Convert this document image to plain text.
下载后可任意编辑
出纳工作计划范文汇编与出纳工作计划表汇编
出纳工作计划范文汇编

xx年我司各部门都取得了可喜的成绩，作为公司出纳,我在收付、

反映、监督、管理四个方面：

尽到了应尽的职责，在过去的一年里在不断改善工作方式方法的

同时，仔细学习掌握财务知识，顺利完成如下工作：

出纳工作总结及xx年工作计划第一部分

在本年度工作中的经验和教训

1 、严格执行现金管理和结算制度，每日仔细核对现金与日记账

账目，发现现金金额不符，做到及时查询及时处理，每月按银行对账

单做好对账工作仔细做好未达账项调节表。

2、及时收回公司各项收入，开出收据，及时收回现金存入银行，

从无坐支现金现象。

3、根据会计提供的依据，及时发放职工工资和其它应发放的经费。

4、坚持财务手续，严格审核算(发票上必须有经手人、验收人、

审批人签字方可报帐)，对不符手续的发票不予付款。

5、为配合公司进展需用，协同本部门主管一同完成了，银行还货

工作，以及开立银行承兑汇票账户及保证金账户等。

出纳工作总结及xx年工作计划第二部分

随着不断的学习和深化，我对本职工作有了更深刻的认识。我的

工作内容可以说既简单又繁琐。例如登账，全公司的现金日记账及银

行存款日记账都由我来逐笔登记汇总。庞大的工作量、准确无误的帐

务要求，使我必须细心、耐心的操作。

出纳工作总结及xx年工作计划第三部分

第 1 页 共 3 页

..............................

*Work required*:
Transcribe the material exactly as it reads.

*The reply*:
Convert this document image to plain text.
下载后可任意编辑
出纳工作计划范文汇编与出纳工作计划表汇编
出纳工作计划范文汇编

xx年我司各部门都取得了可喜的成绩，作为公司出纳,我在收付、

反映、监督、管理四个方面：

尽到了应尽的职责，在过去的一年里在不断改善工作方式方法的

同时，仔细学习掌握财务知识，顺利完成如下工作：

出纳工作总结及xx年工作计划第一部分

在本年度工作中的经验和教训

1 、严格执行现金管理和结算制度，每日仔细核对现金与日记账

账目，发现现金金额不符，做到及时查询及时处理，每月按银行对账

单做好对账工作仔细做好未达账项调节表。

2、及时收回公司各项收入，开出收据，及时收回现金存入银行，

从无坐支现金现象。

3、根据会计提供的依据，及时发放职工工资和其它应发放的经费。

4、坚持财务手续，严格审核算(发票上必须有经手人、验收人、

审批人签字方可报帐)，对不符手续的发票不予付款。

5、为配合公司进展需用，协同本部门主管一同完成了，银行还货

工作，以及开立银行承兑汇票账户及保证金账户等。

出纳工作总结及xx年工作计划第二部分

随着不断的学习和深化，我对本职工作有了更深刻的认识。我的

工作内容可以说既简单又繁琐。例如登账，全公司的现金日记账及银

行存款日记账都由我来逐笔登记汇总。庞大的工作量、准确无误的帐

务要求，使我必须细心、耐心的操作。

出纳工作总结及xx年工作计划第三部分

第 1 页 共 3 页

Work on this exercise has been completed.